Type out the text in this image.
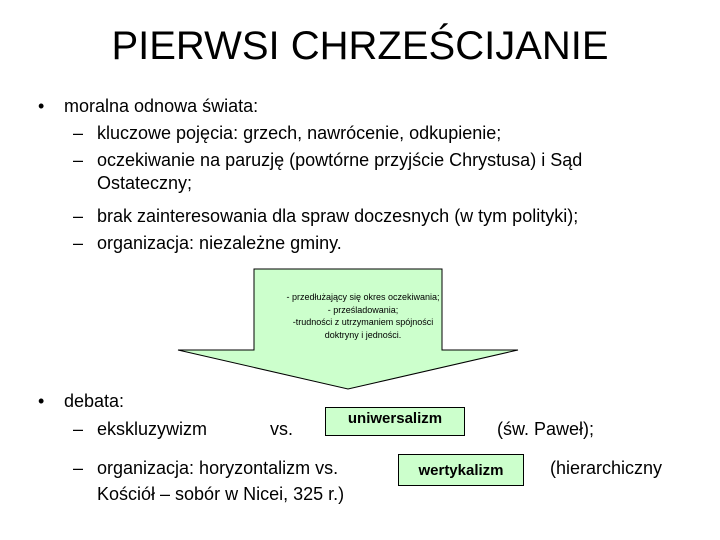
PIERWSI CHRZEŚCIJANIE
• moralna odnowa świata:
– kluczowe pojęcia: grzech, nawrócenie, odkupienie;
– oczekiwanie na paruzję (powtórne przyjście Chrystusa) i Sąd
Ostateczny;
– brak zainteresowania dla spraw doczesnych (w tym polityki);
– organizacja: niezależne gminy.
- przedłużający się okres oczekiwania;
- prześladowania;
-trudności z utrzymaniem spójności
doktryny i jedności.
• debata:
– ekskluzywizm	vs.
uniwersalizm
(św. Paweł);
– organizacja: horyzontalizm vs.
Kościół – sobór w Nicei, 325 r.)
wertykalizm	(hierarchiczny
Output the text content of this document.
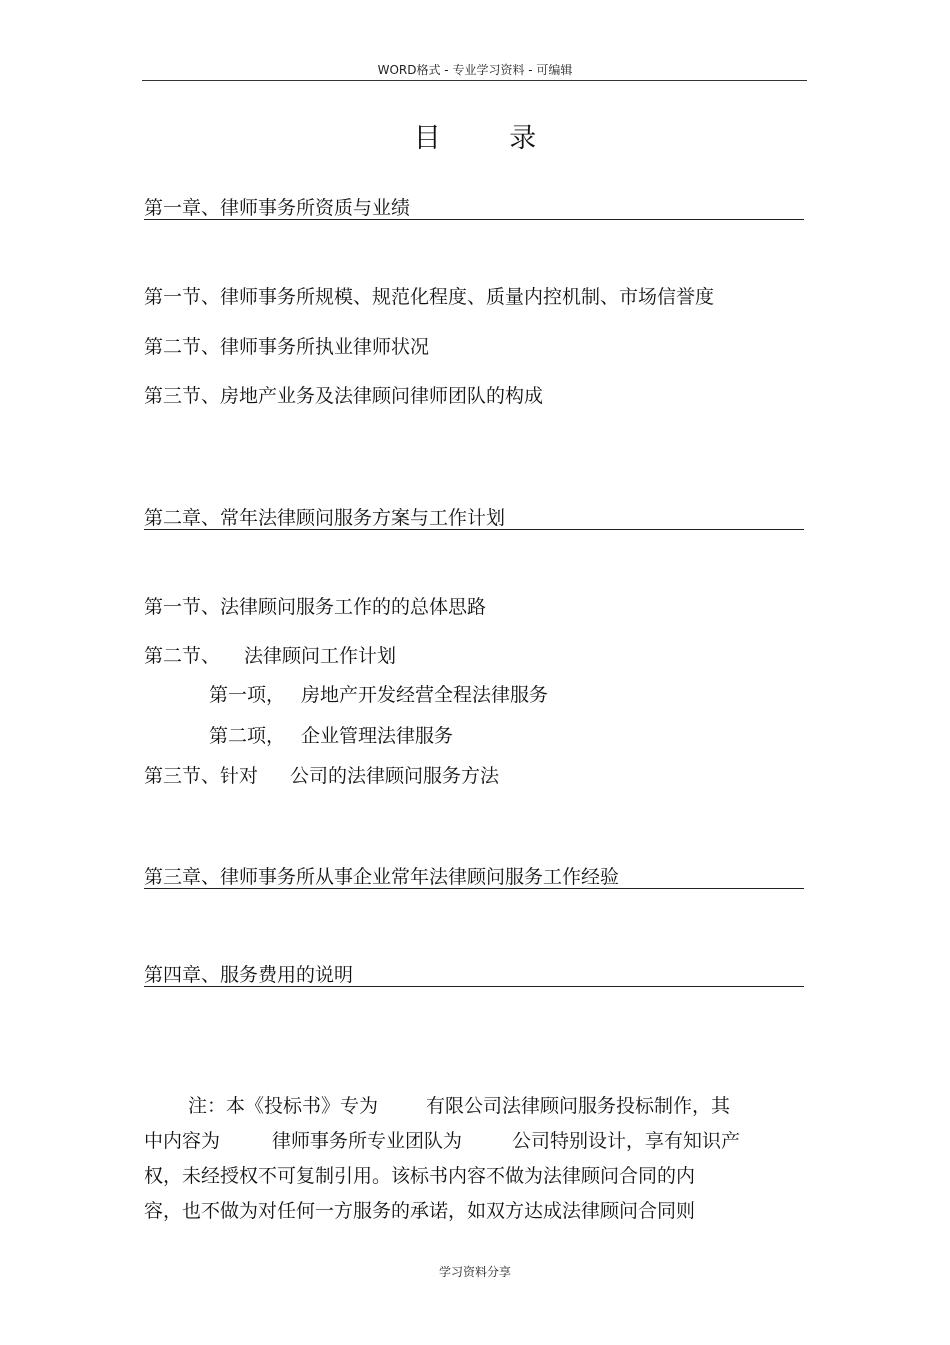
WORD格式 - 专业学习资料 - 可编辑
目 录
第一章、律师事务所资质与业绩
第一节、律师事务所规模、规范化程度、质量内控机制、市场信誉度
第二节、律师事务所执业律师状况
第三节、房地产业务及法律顾问律师团队的构成
第二章、常年法律顾问服务方案与工作计划
第一节、法律顾问服务工作的的总体思路
第二节、 法律顾问工作计划
第一项， 房地产开发经营全程法律服务
第二项， 企业管理法律服务
第三节、针对 公司的法律顾问服务方法
第三章、律师事务所从事企业常年法律顾问服务工作经验
第四章、服务费用的说明
注：本《投标书》专为	有限公司法律顾问服务投标制作，其
中内容为	律师事务所专业团队为	公司特别设计，享有知识产
权，未经授权不可复制引用。该标书内容不做为法律顾问合同的内
容，也不做为对任何一方服务的承诺，如双方达成法律顾问合同则
学习资料分享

## Task brief:
Of the lines in the data, how many hold the string "text"? State the number, nothing else.

## Task output:
2